To be done: Starting with the line that contains "What data populates", write out each line through the end of the listing, unchanged. Output nothing else.

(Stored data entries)

_____

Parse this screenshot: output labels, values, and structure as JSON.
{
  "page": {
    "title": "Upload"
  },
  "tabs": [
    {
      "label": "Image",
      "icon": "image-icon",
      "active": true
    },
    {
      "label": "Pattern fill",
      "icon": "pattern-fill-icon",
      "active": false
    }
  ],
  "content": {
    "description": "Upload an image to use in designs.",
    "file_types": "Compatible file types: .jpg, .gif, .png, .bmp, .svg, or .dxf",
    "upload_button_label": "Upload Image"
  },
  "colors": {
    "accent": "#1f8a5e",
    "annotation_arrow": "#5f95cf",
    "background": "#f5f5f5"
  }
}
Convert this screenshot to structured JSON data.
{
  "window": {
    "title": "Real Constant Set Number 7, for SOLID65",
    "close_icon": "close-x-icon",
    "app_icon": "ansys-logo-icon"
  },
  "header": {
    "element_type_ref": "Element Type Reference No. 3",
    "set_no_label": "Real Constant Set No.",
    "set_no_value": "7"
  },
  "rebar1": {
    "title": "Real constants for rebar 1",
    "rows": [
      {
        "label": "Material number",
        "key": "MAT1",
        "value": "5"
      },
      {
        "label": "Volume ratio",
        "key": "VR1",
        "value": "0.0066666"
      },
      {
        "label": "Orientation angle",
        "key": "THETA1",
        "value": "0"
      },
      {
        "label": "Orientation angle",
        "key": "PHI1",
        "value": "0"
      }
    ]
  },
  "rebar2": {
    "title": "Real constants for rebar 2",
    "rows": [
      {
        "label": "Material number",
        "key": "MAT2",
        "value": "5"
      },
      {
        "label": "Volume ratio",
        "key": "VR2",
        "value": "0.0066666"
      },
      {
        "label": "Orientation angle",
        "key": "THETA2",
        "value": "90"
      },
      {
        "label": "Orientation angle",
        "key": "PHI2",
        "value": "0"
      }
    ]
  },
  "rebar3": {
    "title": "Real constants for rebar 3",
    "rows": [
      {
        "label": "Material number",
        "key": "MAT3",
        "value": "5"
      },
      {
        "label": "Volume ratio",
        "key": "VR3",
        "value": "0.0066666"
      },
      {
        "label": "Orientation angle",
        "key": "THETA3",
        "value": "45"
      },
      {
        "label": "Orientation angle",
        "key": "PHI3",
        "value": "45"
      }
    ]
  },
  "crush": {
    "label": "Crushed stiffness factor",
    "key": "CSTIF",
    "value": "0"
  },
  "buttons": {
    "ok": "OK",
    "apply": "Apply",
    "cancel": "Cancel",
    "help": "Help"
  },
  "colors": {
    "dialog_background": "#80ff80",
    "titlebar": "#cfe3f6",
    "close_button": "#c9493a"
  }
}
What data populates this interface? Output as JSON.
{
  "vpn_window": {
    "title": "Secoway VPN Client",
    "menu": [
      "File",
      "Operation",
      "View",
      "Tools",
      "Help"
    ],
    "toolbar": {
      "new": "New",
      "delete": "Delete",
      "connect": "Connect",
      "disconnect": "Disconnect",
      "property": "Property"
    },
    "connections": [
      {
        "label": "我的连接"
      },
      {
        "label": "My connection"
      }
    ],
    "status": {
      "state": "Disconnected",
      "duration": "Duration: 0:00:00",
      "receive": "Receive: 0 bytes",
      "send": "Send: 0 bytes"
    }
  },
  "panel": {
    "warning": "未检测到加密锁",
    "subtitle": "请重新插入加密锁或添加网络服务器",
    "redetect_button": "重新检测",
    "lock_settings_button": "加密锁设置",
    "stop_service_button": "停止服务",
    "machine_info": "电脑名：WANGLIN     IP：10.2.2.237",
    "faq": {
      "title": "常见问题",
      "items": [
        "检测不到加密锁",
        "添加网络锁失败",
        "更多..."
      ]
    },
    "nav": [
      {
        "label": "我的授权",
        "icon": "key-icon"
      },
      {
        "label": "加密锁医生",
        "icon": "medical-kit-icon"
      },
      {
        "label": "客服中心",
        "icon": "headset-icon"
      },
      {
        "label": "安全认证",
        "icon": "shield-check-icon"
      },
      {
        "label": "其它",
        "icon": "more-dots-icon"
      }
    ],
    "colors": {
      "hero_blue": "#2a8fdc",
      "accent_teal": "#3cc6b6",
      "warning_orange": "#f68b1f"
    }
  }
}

_____

Result:
What data populates this interface? Output as JSON.
{
  "vpn_window": {
    "title": "Secoway VPN Client",
    "menu": [
      "File",
      "Operation",
      "View",
      "Tools",
      "Help"
    ],
    "toolbar": {
      "new": "New",
      "delete": "Delete",
      "connect": "Connect",
      "disconnect": "Disconnect",
      "property": "Property"
    },
    "connections": [
      {
        "label": "我的连接"
      },
      {
        "label": "My connection"
      }
    ],
    "status": {
      "state": "Disconnected",
      "duration": "Duration: 0:00:00",
      "receive": "Receive: 0 bytes",
      "send": "Send: 0 bytes"
    }
  },
  "panel": {
    "warning": "未检测到加密锁",
    "subtitle": "请重新插入加密锁或添加网络服务器",
    "redetect_button": "重新检测",
    "lock_settings_button": "加密锁设置",
    "stop_service_button": "停止服务",
    "machine_info": "电脑名：WANGLIN     IP：10.2.2.237",
    "faq": {
      "title": "常见问题",
      "items": [
        "检测不到加密锁",
        "添加网络锁失败",
        "更多..."
      ]
    },
    "nav": [
      {
        "label": "我的授权",
        "icon": "key-icon"
      },
      {
        "label": "加密锁医生",
        "icon": "medical-kit-icon"
      },
      {
        "label": "客服中心",
        "icon": "headset-icon"
      },
      {
        "label": "安全认证",
        "icon": "shield-check-icon"
      },
      {
        "label": "其它",
        "icon": "more-dots-icon"
      }
    ],
    "colors": {
      "hero_blue": "#2a8fdc",
      "accent_teal": "#3cc6b6",
      "warning_orange": "#f68b1f"
    }
  }
}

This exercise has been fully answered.